— Start of Source material —

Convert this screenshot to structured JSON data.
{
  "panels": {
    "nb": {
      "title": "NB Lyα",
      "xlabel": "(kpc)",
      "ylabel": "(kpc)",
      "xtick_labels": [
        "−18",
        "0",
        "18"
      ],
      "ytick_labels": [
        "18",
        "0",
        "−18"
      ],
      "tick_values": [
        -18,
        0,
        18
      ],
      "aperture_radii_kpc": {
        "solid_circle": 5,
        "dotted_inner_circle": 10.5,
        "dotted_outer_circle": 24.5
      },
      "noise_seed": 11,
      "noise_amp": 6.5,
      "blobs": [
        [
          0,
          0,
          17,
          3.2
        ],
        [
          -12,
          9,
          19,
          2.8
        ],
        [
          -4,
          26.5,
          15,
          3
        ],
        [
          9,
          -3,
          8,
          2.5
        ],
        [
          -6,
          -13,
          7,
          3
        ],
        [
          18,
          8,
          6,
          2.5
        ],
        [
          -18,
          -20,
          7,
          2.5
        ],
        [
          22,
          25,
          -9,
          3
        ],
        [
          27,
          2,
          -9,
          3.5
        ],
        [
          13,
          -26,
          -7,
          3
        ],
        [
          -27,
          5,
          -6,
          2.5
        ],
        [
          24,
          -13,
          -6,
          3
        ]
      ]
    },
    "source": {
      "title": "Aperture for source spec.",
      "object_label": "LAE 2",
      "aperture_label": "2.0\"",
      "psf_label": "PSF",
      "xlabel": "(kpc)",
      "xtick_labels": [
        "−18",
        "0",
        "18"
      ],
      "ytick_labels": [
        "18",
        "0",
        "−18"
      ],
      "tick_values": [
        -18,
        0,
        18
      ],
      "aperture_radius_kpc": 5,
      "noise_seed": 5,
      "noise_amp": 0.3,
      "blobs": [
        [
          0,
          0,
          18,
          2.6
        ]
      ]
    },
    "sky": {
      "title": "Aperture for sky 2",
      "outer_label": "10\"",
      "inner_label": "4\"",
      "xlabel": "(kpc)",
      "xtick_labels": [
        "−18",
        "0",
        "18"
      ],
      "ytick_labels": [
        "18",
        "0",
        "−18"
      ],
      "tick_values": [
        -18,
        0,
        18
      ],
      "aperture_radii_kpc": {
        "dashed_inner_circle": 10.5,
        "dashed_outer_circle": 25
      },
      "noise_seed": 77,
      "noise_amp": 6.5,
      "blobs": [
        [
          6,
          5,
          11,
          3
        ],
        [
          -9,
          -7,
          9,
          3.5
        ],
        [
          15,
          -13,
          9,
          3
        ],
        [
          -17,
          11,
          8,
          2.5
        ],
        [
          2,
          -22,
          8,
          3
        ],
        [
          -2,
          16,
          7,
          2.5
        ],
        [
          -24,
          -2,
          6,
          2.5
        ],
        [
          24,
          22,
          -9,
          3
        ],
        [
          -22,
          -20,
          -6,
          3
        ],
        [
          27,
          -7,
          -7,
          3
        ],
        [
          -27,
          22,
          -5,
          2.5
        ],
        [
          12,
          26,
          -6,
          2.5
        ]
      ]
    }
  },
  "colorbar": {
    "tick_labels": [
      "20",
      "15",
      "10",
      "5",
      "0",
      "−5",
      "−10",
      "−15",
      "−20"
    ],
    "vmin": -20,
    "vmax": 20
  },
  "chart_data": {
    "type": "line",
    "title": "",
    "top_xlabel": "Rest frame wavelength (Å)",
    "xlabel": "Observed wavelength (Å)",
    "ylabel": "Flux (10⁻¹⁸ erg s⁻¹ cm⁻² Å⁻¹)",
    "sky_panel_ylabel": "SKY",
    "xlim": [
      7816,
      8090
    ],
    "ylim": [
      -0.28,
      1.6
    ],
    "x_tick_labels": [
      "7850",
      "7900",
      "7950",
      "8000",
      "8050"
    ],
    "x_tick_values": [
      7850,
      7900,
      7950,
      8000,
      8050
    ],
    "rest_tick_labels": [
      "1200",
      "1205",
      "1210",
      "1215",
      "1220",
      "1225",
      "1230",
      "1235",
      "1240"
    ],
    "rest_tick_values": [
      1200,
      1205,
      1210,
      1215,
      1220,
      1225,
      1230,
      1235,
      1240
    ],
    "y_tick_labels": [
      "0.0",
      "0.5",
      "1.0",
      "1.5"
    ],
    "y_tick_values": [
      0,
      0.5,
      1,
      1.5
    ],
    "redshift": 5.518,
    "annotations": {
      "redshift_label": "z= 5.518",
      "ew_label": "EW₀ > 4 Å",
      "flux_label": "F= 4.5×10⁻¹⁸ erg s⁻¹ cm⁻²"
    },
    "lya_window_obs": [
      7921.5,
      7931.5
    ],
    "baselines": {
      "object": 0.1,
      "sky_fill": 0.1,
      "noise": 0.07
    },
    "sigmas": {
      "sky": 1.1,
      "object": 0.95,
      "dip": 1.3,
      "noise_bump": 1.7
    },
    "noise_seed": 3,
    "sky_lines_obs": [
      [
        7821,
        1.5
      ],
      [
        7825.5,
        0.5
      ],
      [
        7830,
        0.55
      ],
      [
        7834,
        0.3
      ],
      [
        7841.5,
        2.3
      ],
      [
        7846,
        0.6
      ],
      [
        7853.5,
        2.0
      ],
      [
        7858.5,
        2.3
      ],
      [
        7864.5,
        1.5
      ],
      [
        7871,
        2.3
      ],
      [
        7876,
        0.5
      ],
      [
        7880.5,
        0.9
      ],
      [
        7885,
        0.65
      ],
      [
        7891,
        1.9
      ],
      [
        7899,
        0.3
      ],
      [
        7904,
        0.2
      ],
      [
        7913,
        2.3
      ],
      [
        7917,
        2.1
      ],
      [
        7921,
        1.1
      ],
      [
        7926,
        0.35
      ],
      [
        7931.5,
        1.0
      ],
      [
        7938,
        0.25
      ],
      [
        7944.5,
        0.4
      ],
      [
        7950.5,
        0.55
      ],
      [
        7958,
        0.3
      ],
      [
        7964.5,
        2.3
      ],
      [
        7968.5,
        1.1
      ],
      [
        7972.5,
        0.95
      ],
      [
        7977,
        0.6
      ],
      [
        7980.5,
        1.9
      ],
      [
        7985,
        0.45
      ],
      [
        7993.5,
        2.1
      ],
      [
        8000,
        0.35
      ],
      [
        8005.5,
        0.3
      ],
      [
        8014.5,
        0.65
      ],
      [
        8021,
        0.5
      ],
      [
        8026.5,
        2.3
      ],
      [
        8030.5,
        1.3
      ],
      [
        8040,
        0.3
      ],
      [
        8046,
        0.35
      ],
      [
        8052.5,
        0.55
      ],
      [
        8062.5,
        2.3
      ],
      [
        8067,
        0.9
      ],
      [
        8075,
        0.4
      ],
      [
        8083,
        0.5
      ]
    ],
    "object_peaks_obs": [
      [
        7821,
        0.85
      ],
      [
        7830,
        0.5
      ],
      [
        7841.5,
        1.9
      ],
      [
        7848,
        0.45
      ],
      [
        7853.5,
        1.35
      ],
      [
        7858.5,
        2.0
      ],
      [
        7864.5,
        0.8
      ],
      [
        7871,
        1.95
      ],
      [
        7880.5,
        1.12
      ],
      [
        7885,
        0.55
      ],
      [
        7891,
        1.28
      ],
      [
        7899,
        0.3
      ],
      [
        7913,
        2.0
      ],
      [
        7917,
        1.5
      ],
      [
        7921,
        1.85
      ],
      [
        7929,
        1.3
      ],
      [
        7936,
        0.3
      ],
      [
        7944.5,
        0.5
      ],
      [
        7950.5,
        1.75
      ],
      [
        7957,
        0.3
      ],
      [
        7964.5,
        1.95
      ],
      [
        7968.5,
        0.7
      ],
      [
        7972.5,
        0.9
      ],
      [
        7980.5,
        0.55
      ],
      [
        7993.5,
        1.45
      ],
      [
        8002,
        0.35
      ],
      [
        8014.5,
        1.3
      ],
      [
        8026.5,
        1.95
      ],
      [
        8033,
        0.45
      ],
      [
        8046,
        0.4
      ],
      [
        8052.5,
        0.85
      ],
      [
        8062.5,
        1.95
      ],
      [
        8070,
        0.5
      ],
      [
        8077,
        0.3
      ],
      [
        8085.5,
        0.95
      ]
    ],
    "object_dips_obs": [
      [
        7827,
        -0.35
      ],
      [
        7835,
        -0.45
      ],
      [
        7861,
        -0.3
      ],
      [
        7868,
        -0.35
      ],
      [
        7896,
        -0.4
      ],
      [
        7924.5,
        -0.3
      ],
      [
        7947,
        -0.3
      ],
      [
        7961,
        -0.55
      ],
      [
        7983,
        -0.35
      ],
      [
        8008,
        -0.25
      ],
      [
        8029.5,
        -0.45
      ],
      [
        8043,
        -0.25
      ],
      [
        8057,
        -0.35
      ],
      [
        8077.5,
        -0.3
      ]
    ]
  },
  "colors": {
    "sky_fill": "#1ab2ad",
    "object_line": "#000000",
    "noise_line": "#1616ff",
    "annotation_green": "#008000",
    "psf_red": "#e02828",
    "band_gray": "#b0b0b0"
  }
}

— End of Source material —

» **Directions**:
Copy each line of the data that contains the word "wavelength".

» **Response**:
    "top_xlabel": "Rest frame wavelength (Å)",
    "xlabel": "Observed wavelength (Å)",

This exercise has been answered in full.